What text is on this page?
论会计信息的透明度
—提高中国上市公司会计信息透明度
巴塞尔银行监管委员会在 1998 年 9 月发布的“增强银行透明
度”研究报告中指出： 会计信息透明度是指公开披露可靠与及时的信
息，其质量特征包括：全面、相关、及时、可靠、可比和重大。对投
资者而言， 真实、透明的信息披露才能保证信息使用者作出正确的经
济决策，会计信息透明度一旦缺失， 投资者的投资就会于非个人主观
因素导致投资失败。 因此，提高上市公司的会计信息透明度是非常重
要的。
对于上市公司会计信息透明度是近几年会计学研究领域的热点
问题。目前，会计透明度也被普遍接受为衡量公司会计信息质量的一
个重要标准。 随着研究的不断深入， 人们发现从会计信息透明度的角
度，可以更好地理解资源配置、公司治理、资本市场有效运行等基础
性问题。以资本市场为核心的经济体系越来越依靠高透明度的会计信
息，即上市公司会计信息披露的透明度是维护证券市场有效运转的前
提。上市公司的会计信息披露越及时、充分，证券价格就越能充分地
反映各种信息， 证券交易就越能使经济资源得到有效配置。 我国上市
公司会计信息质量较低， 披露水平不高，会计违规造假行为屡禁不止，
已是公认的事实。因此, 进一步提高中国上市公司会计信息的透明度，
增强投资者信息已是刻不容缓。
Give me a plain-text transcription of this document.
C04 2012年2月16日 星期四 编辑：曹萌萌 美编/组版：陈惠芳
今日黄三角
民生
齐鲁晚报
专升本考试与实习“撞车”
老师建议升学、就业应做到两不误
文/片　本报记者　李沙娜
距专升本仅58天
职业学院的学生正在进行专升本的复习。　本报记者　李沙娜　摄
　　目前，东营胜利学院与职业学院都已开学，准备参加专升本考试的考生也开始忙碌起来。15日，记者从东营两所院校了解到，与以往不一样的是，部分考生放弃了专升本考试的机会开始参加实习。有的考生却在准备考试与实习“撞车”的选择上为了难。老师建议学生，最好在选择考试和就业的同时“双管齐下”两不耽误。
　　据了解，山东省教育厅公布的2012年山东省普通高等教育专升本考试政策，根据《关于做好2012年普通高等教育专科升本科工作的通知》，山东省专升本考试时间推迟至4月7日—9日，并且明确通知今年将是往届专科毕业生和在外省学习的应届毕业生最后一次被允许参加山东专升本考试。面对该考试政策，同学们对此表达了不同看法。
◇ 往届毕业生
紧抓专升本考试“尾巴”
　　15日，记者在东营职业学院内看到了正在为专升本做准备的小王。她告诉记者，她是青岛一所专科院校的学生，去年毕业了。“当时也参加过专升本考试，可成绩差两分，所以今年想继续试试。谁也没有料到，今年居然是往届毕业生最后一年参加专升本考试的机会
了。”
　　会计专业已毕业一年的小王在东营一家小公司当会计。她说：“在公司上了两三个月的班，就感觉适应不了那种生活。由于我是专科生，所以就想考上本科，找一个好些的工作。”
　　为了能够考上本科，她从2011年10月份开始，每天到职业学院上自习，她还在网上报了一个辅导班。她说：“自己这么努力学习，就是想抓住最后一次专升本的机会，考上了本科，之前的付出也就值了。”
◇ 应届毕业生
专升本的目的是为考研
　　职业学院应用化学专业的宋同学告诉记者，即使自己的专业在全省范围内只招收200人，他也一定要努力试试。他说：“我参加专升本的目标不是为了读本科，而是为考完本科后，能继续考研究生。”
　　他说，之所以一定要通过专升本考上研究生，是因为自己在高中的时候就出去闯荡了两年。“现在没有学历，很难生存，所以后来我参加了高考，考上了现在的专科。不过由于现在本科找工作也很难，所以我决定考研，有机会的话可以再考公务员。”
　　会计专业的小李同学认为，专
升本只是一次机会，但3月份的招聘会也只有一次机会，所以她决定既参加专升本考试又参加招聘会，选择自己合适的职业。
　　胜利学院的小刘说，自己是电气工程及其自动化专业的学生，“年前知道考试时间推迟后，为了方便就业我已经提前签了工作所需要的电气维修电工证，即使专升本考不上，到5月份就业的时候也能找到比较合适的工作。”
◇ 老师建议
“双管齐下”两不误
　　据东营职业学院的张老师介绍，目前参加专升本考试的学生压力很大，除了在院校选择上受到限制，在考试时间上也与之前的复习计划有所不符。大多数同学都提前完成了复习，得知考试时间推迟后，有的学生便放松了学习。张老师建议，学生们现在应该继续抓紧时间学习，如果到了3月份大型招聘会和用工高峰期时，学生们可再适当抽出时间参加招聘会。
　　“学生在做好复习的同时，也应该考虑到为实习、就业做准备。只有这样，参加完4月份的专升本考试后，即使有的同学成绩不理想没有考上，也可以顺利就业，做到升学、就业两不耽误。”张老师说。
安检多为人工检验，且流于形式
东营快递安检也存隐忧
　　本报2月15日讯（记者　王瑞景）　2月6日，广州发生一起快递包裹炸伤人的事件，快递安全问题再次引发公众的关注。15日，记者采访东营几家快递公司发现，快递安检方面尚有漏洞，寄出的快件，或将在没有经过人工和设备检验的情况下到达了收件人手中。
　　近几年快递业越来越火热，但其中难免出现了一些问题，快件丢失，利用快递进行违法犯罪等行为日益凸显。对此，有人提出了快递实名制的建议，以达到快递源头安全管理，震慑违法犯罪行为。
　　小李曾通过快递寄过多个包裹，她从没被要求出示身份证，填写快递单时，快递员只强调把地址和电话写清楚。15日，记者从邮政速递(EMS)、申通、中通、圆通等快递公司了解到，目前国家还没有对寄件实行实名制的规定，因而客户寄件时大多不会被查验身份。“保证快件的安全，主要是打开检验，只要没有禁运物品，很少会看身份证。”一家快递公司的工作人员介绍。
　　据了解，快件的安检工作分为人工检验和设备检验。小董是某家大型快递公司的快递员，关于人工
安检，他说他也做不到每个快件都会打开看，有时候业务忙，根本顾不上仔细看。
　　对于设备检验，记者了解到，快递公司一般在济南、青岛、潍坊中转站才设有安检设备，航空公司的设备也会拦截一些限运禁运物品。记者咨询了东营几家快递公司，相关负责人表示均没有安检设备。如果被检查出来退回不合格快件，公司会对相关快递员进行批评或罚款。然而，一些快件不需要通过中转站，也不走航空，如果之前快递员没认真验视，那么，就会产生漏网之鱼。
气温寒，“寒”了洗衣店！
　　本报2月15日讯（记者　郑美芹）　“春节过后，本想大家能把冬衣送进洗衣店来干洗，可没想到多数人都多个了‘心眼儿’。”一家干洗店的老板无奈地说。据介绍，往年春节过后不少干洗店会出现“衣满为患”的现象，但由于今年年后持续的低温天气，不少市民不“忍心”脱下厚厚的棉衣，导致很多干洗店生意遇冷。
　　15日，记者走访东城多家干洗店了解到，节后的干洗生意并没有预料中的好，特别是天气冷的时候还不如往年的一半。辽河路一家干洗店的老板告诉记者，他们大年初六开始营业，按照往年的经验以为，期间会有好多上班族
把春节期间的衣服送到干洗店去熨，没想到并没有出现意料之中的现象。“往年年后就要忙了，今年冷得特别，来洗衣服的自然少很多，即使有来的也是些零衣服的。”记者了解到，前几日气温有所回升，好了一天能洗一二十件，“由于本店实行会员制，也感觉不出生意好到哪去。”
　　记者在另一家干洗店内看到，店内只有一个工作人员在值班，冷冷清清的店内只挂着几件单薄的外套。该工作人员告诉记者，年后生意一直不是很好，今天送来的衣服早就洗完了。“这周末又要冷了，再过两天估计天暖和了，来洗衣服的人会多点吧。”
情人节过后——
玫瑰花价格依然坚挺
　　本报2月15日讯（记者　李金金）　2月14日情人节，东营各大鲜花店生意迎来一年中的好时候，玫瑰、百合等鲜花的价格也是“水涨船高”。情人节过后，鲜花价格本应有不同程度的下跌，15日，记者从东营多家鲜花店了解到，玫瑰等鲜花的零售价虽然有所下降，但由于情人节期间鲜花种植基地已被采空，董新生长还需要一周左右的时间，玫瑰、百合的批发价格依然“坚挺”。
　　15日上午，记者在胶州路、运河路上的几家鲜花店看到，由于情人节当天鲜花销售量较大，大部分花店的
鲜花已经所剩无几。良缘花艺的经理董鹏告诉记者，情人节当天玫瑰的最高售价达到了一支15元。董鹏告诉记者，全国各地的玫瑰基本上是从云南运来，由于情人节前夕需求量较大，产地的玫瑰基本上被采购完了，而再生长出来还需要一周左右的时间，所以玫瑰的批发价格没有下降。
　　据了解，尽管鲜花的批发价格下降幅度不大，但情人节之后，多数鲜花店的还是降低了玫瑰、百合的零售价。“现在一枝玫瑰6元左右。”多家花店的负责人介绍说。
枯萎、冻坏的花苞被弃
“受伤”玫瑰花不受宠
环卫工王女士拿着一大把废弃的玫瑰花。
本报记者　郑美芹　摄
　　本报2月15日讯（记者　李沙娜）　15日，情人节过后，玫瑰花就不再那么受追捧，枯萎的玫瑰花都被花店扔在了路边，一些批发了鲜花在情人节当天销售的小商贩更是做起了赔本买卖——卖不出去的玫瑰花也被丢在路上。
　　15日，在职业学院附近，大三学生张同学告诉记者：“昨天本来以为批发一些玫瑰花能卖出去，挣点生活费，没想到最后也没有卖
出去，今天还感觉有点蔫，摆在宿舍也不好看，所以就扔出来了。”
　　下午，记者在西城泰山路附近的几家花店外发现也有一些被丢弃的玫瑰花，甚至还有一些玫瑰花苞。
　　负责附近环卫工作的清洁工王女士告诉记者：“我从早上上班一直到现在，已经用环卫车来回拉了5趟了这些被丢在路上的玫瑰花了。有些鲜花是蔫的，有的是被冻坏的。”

........

Search the data for the string "本报记者" and copy each line where it appears.

文/片　本报记者　李沙娜
职业学院的学生正在进行专升本的复习。　本报记者　李沙娜　摄
本报记者　郑美芹　摄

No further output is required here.